RECORDS SHOWN ::
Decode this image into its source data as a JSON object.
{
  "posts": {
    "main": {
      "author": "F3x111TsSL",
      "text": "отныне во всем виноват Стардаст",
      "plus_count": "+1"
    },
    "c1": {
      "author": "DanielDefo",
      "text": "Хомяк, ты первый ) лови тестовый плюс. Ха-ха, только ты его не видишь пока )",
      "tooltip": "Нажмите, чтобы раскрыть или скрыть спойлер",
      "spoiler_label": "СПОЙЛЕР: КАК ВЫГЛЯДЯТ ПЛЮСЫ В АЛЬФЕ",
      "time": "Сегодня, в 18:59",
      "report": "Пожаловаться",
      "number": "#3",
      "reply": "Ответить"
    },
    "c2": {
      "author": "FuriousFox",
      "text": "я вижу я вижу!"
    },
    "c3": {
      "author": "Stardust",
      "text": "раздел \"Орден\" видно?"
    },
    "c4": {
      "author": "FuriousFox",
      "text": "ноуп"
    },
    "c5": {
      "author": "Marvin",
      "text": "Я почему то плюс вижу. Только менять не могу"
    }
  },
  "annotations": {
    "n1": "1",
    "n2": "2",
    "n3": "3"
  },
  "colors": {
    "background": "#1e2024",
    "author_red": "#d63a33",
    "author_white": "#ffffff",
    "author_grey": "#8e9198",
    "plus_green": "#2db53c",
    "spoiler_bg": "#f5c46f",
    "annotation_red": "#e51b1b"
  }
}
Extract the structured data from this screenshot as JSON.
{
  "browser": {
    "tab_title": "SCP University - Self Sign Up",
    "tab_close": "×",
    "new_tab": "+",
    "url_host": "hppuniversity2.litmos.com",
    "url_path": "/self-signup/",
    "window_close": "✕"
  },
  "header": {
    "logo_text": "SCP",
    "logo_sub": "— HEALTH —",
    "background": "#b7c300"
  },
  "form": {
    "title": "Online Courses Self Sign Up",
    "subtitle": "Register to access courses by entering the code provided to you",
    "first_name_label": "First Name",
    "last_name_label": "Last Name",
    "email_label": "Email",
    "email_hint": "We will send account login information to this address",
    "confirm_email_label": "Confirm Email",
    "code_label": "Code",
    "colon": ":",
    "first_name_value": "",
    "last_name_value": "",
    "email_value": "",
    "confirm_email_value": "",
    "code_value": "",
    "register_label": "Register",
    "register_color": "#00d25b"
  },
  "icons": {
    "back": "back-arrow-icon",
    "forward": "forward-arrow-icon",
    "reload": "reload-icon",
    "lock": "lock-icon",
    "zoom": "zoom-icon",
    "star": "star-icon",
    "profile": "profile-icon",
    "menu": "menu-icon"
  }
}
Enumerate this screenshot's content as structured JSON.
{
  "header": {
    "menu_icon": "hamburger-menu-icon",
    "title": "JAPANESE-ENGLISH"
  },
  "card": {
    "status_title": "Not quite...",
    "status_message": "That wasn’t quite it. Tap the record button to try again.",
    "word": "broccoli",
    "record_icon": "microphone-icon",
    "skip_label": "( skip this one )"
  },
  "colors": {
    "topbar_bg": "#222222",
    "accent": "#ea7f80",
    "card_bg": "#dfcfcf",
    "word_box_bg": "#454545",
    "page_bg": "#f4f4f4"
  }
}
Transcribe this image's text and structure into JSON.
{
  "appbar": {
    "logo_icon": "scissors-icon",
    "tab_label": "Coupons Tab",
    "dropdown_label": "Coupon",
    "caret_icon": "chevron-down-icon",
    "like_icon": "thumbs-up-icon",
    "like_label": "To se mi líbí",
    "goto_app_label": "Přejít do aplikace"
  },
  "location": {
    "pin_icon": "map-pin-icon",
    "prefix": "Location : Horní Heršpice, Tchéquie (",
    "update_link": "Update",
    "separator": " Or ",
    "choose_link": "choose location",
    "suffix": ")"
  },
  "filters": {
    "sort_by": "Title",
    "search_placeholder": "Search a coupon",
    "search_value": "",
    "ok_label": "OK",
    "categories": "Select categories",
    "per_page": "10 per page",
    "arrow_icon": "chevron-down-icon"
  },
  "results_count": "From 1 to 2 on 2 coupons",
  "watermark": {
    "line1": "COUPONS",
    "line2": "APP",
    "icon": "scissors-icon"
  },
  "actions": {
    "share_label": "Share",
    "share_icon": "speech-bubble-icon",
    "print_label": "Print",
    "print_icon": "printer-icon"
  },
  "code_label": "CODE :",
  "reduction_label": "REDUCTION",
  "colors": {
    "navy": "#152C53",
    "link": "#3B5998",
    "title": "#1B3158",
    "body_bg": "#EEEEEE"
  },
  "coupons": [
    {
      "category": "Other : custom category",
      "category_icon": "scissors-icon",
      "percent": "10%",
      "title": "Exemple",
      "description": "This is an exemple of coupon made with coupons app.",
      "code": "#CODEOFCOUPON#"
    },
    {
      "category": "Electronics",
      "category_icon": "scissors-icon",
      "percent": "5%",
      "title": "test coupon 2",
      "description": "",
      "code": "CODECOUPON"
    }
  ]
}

DESCRIPTION OF THE TASK ::
Gather each line in these records that contains the string "screenshot".

ANSWER ::
Extract the structured data from this screenshot as JSON.
Enumerate this screenshot's content as structured JSON.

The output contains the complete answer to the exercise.